> [Exercise directions]
Each line of the material must be repeated precisely, with the pictures left out.

> [Listed records]
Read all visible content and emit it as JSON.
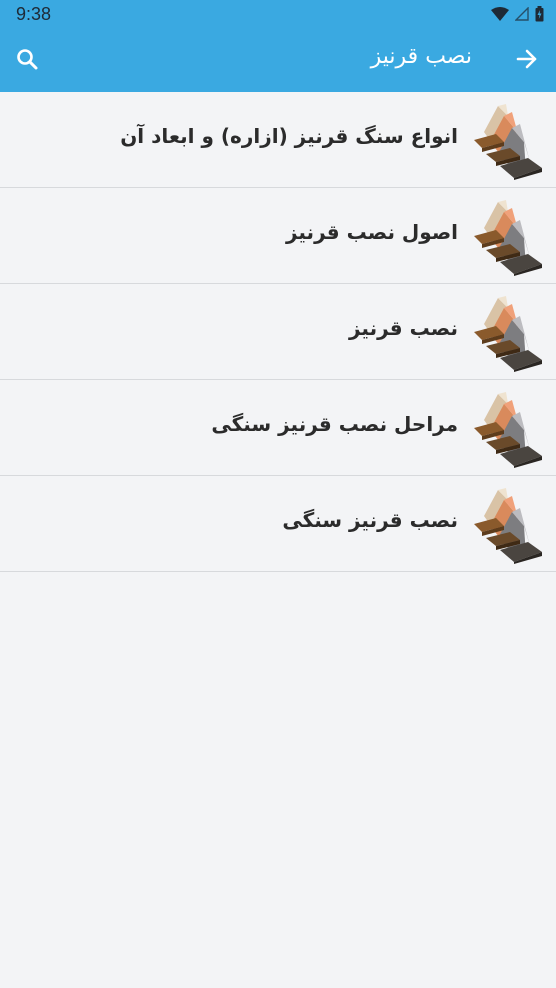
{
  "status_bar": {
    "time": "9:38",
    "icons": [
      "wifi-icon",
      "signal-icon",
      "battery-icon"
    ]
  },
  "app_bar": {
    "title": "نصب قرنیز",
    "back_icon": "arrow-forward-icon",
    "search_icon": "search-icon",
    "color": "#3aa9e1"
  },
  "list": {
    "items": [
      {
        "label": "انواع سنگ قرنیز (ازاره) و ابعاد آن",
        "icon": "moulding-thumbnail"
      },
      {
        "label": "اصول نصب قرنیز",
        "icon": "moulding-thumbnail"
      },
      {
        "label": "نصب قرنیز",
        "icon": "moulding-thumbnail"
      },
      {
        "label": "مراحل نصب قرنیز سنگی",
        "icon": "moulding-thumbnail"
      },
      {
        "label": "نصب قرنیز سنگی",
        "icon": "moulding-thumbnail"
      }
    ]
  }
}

> [Solved exercise]
Read all visible content and emit it as JSON.
{
  "status_bar": {
    "time": "9:38",
    "icons": [
      "wifi-icon",
      "signal-icon",
      "battery-icon"
    ]
  },
  "app_bar": {
    "title": "نصب قرنیز",
    "back_icon": "arrow-forward-icon",
    "search_icon": "search-icon",
    "color": "#3aa9e1"
  },
  "list": {
    "items": [
      {
        "label": "انواع سنگ قرنیز (ازاره) و ابعاد آن",
        "icon": "moulding-thumbnail"
      },
      {
        "label": "اصول نصب قرنیز",
        "icon": "moulding-thumbnail"
      },
      {
        "label": "نصب قرنیز",
        "icon": "moulding-thumbnail"
      },
      {
        "label": "مراحل نصب قرنیز سنگی",
        "icon": "moulding-thumbnail"
      },
      {
        "label": "نصب قرنیز سنگی",
        "icon": "moulding-thumbnail"
      }
    ]
  }
}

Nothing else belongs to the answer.